### PROVIDED TEXT
>>>>

Figure 3. Estimated impacts of climate change on real GDP and poverty. The BAU scenario assumes an increase in global temperatures of 1.4 degrees Celsius by 2050 due to climate change.
Table 1. Simulated BAU Values of Real GDP and Proportion of Population below Poverty Line at Year 2030 for Senegal and Malawi with and without Climate Change (CC)
Proportion below Poverty Line (Senegal)
Proportion below Poverty Line (Malawi)
BAU without CC
BAU with CC
The simulations demonstrate the negative impact of climate change on economic growth and its positive impact on poverty levels. Climate change causes increased frequency of disaster events, in particular draughts and flooding, in the two countries. Disaster events cause deaths and damage to property and infrastructure that adversely impact productivity, causing the reduction in GDP and increases in poverty levels shown in Figures 3 and Table 1. Increased temperatures associated with climate change also negatively impact agricultural yields and consequently food security.
The iSDG model can run any number of different policies concurrently. In the following case a policy of investing in infrastructure for climate change adaptation is run in isolation to demonstrate cross-sector impacts. Figure 4 shows estimations of climate change adaptation on numbers of people impacted by disasters, agricultural production, economic growth (shown as change in GDP over time), and poverty compared to the business-as-usual case with no climate adaptation policy.
Figure 4. Impacts of investment in climate change adaptation
Figure 4 (Proportion of population impacted by CC disaster events (Malawi)) shows the direct impact of the climate change adaptation policy in reducing loss of life and destruction of public and private assets due to disaster events. Adaptation policy improves productivity in the agricultural (Figure 4 -cereal crop production in metric tons (Malawi)), industrial, and services sectors, causing higher GDP and lower poverty than in the business-as-usual case.

<<<<

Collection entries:
>>>>

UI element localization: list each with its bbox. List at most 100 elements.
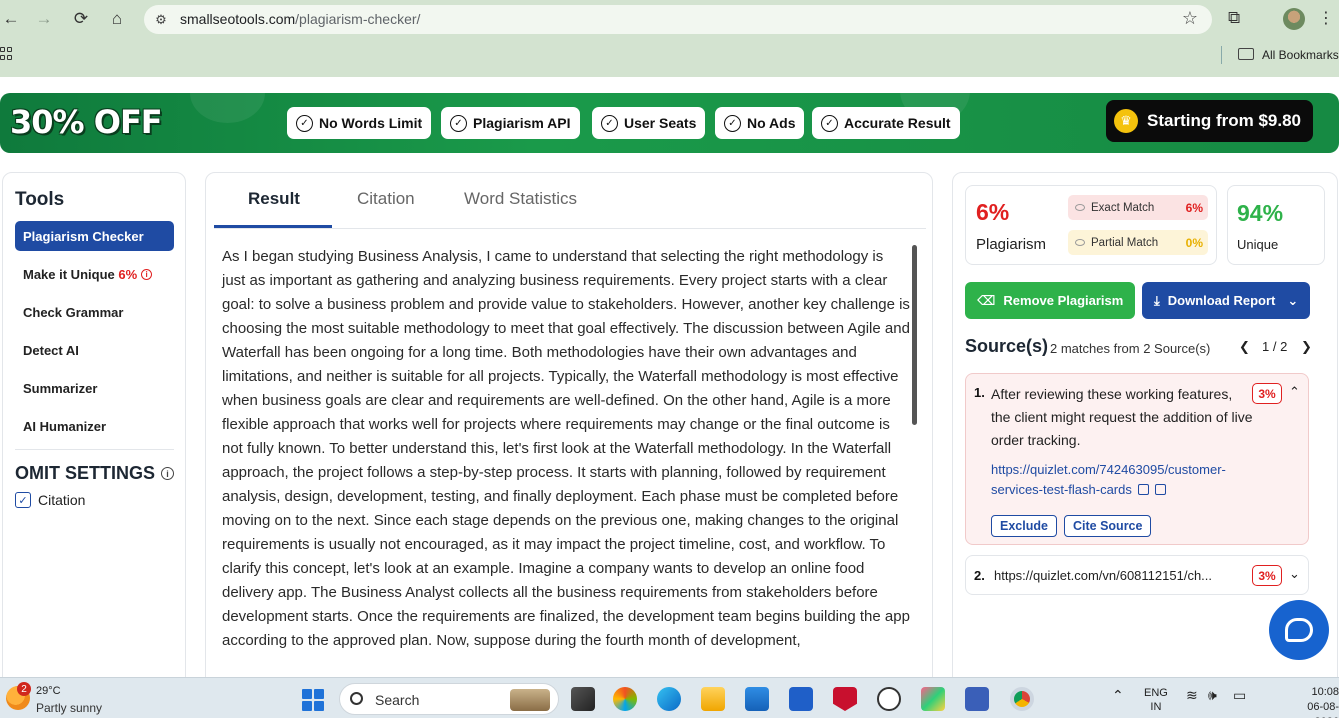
app-icon[interactable] bbox=[921, 687, 945, 711]
language-indicator[interactable]: ENG IN bbox=[1144, 686, 1168, 714]
chevron-up-icon[interactable]: ⌃ bbox=[1112, 687, 1124, 704]
citation-option[interactable]: ✓ Citation bbox=[15, 492, 85, 508]
emoji-icon[interactable] bbox=[877, 687, 901, 711]
source-url[interactable]: https://quizlet.com/742463095/customer-s… bbox=[991, 462, 1226, 497]
forward-arrow-icon[interactable]: → bbox=[33, 8, 55, 30]
url-domain: smallseotools.com bbox=[180, 11, 296, 27]
url-path: /plagiarism-checker/ bbox=[295, 11, 421, 27]
sidebar-item-ai-humanizer[interactable]: AI Humanizer bbox=[15, 411, 174, 441]
task-view-icon[interactable] bbox=[571, 687, 595, 711]
partial-match-label: Partial Match bbox=[1091, 236, 1159, 249]
source-url[interactable]: https://quizlet.com/vn/608112151/ch... bbox=[994, 568, 1212, 583]
tools-title: Tools bbox=[15, 189, 65, 210]
store-icon[interactable] bbox=[745, 687, 769, 711]
weather-description[interactable]: Partly sunny bbox=[36, 701, 102, 715]
cite-source-button[interactable]: Cite Source bbox=[1064, 515, 1152, 537]
taskbar-search[interactable]: Search bbox=[339, 683, 559, 715]
battery-icon[interactable]: ▭ bbox=[1233, 687, 1246, 704]
sidebar-item-plagiarism-checker[interactable]: Plagiarism Checker bbox=[15, 221, 174, 251]
promo-banner[interactable]: 30% OFF ✓ No Words Limit ✓ Plagiarism API … bbox=[0, 93, 1339, 153]
plagiarism-label: Plagiarism bbox=[976, 236, 1047, 253]
url-text[interactable]: smallseotools.com/plagiarism-checker/ bbox=[180, 11, 420, 27]
tools-sidebar: Tools Plagiarism Checker Make it Unique … bbox=[2, 172, 186, 692]
browser-chrome: ← → ⟳ ⌂ ⚙ smallseotools.com/plagiarism-c… bbox=[0, 0, 1339, 77]
unique-percentage: 94% bbox=[1237, 200, 1284, 226]
feature-chip: ✓ User Seats bbox=[592, 107, 706, 139]
tab-result[interactable]: Result bbox=[248, 189, 300, 209]
weather-temp[interactable]: 29°C bbox=[36, 685, 61, 697]
info-icon[interactable]: i bbox=[161, 467, 175, 480]
feature-label: No Ads bbox=[747, 115, 796, 131]
file-explorer-icon[interactable] bbox=[701, 687, 725, 711]
bookmark-star-icon[interactable]: ☆ bbox=[1182, 8, 1198, 29]
windows-start-icon[interactable] bbox=[302, 689, 324, 711]
chevron-up-icon[interactable]: ⌃ bbox=[1289, 384, 1300, 400]
sidebar-item-check-grammar[interactable]: Check Grammar bbox=[15, 297, 174, 327]
result-text: As I began studying Business Analysis, I… bbox=[222, 248, 910, 649]
address-bar[interactable]: ⚙ smallseotools.com/plagiarism-checker/ … bbox=[144, 5, 1212, 34]
source-number: 1. bbox=[974, 385, 985, 400]
all-bookmarks-link[interactable]: All Bookmarks bbox=[1262, 48, 1339, 62]
chat-widget-button[interactable] bbox=[1269, 600, 1329, 660]
sidebar-item-summarizer[interactable]: Summarizer bbox=[15, 373, 174, 403]
profile-avatar[interactable] bbox=[1283, 8, 1305, 30]
feature-label: Plagiarism API bbox=[473, 115, 571, 131]
app-icon[interactable] bbox=[965, 687, 989, 711]
chevron-down-icon[interactable]: ⌄ bbox=[1289, 566, 1300, 582]
chevron-right-icon[interactable]: ❯ bbox=[1301, 339, 1312, 355]
discount-label: 30% OFF bbox=[10, 103, 163, 141]
unique-box: 94% Unique bbox=[1227, 185, 1325, 265]
download-icon: ⤓ bbox=[1154, 292, 1160, 308]
weather-badge: 2 bbox=[17, 682, 31, 696]
mcafee-icon[interactable] bbox=[833, 687, 857, 711]
feature-chip: ✓ No Words Limit bbox=[287, 107, 432, 139]
pricing-button[interactable]: ♛ Starting from $9.80 bbox=[1106, 100, 1313, 142]
tab-word-statistics[interactable]: Word Statistics bbox=[464, 189, 577, 209]
check-circle-icon: ✓ bbox=[450, 114, 467, 132]
sidebar-item-make-it-unique[interactable]: Make it Unique 6% i bbox=[15, 259, 174, 289]
source-link[interactable]: https://quizlet.com/742463095/customer-s… bbox=[991, 460, 1261, 500]
home-icon[interactable]: ⌂ bbox=[106, 8, 128, 30]
plagiarism-box: 6% Plagiarism Exact Match 6% Partial Mat… bbox=[965, 185, 1217, 265]
scrollbar[interactable] bbox=[912, 245, 917, 425]
reload-icon[interactable]: ⟳ bbox=[70, 8, 92, 30]
source-item[interactable]: 2. https://quizlet.com/vn/608112151/ch..… bbox=[965, 555, 1309, 595]
volume-icon[interactable]: 🕪 bbox=[1208, 687, 1217, 704]
download-report-button[interactable]: ⤓ Download Report ⌄ bbox=[1142, 282, 1310, 319]
citation-checkbox[interactable]: ✓ bbox=[15, 492, 31, 508]
taskbar: 2 29°C Partly sunny Search ⌃ ENG IN ≋ 🕪 ▭… bbox=[0, 677, 1339, 718]
extensions-icon[interactable]: ⧉ bbox=[1228, 8, 1240, 28]
copilot-icon[interactable] bbox=[613, 687, 637, 711]
bookmark-separator bbox=[1221, 46, 1222, 64]
clock[interactable]: 10:08 06-08-2026 bbox=[1298, 685, 1339, 718]
back-arrow-icon[interactable]: ← bbox=[0, 8, 22, 30]
partial-match-row[interactable]: Partial Match 0% bbox=[1068, 230, 1208, 255]
edge-icon[interactable] bbox=[657, 687, 681, 711]
feature-label: User Seats bbox=[624, 115, 697, 131]
folder-icon[interactable] bbox=[1238, 48, 1254, 60]
menu-dots-icon[interactable]: ⋮ bbox=[1318, 8, 1334, 28]
chrome-icon[interactable] bbox=[1010, 687, 1034, 711]
tab-citation[interactable]: Citation bbox=[357, 189, 415, 209]
check-circle-icon: ✓ bbox=[296, 114, 313, 132]
sidebar-item-detect-ai[interactable]: Detect AI bbox=[15, 335, 174, 365]
site-settings-icon[interactable]: ⚙ bbox=[152, 11, 170, 29]
copy-icon[interactable] bbox=[1154, 484, 1166, 495]
wifi-icon[interactable]: ≋ bbox=[1186, 687, 1198, 704]
exclude-button[interactable]: Exclude bbox=[991, 515, 1057, 537]
app-icon[interactable] bbox=[789, 687, 813, 711]
exact-match-row[interactable]: Exact Match 6% bbox=[1068, 195, 1208, 220]
sidebar-item-label: AI Humanizer bbox=[23, 418, 107, 434]
remove-plagiarism-button[interactable]: ⌫ Remove Plagiarism bbox=[965, 282, 1135, 319]
divider bbox=[15, 449, 174, 450]
crown-icon: ♛ bbox=[1114, 109, 1138, 133]
plagiarism-percentage: 6% bbox=[976, 199, 1010, 225]
apps-grid-icon[interactable] bbox=[0, 47, 14, 61]
chevron-down-icon: ⌄ bbox=[1287, 292, 1299, 308]
remove-plagiarism-label: Remove Plagiarism bbox=[1003, 293, 1124, 308]
omit-settings-title: OMIT SETTINGS i bbox=[15, 463, 175, 484]
chevron-left-icon[interactable]: ❮ bbox=[1239, 339, 1250, 355]
source-item[interactable]: 1. After reviewing these working feature… bbox=[965, 373, 1309, 545]
region-code: IN bbox=[1150, 701, 1162, 713]
external-link-icon[interactable] bbox=[1137, 484, 1149, 495]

<<<<

### REQUIRED ACTIONS
a - In the climate change text, what global temperature increase by 2050 does the BAU scenario assume?
b - According to the climate change text, what does Figure 4 show estimations of? List every item.
c - Write the next few sentences of the text on climate change adaptation in Senegal and Malawi, picking up after its last sentence.

### RESULTS BY TASK
a - An increase of 1.4 degrees Celsius.

b -
- Numbers of people impacted by disasters
- Agricultural production
- Economic growth (shown as change in GDP over time)
- Poverty

c -
Figure 5 shows the contributions of policies to SDG attainment in percentage terms for Malawi. Climate adaptation impacts are seen for SDGs 1 (no poverty), 5 (gender equality), 8 (decent work and economic growth), 11 (sustainable cities and communities), and 13 (climate action).
Figure 5. Policy Contributions Diagram Showing Percentage Contributions to the 17 SDGs in Malawi
Note: Synergy can be positive or negative and occurs when the contribution of policies in combination is either greater or less than the sum of the same policies implemented individually.
Investment in climate change adaptation sets in motion reinforcing feedback loops that mitigate some of the effects of climate change. One of these reinforcing feedback loops is shown in Figure 6.
Figure 6. A Principal Self-Reinforcing Feedback Loop in Climate Change (CC) Adaptation
Note: The causal linkages in the diagram are assigned polarities. A positive polarity indicates that the variables at the base and point of the arrow tend to change in the same direction. A negative polarity indicates that the variables at the base and point of the arrow tend to change in opposite directions. The arrows show the direction of causality.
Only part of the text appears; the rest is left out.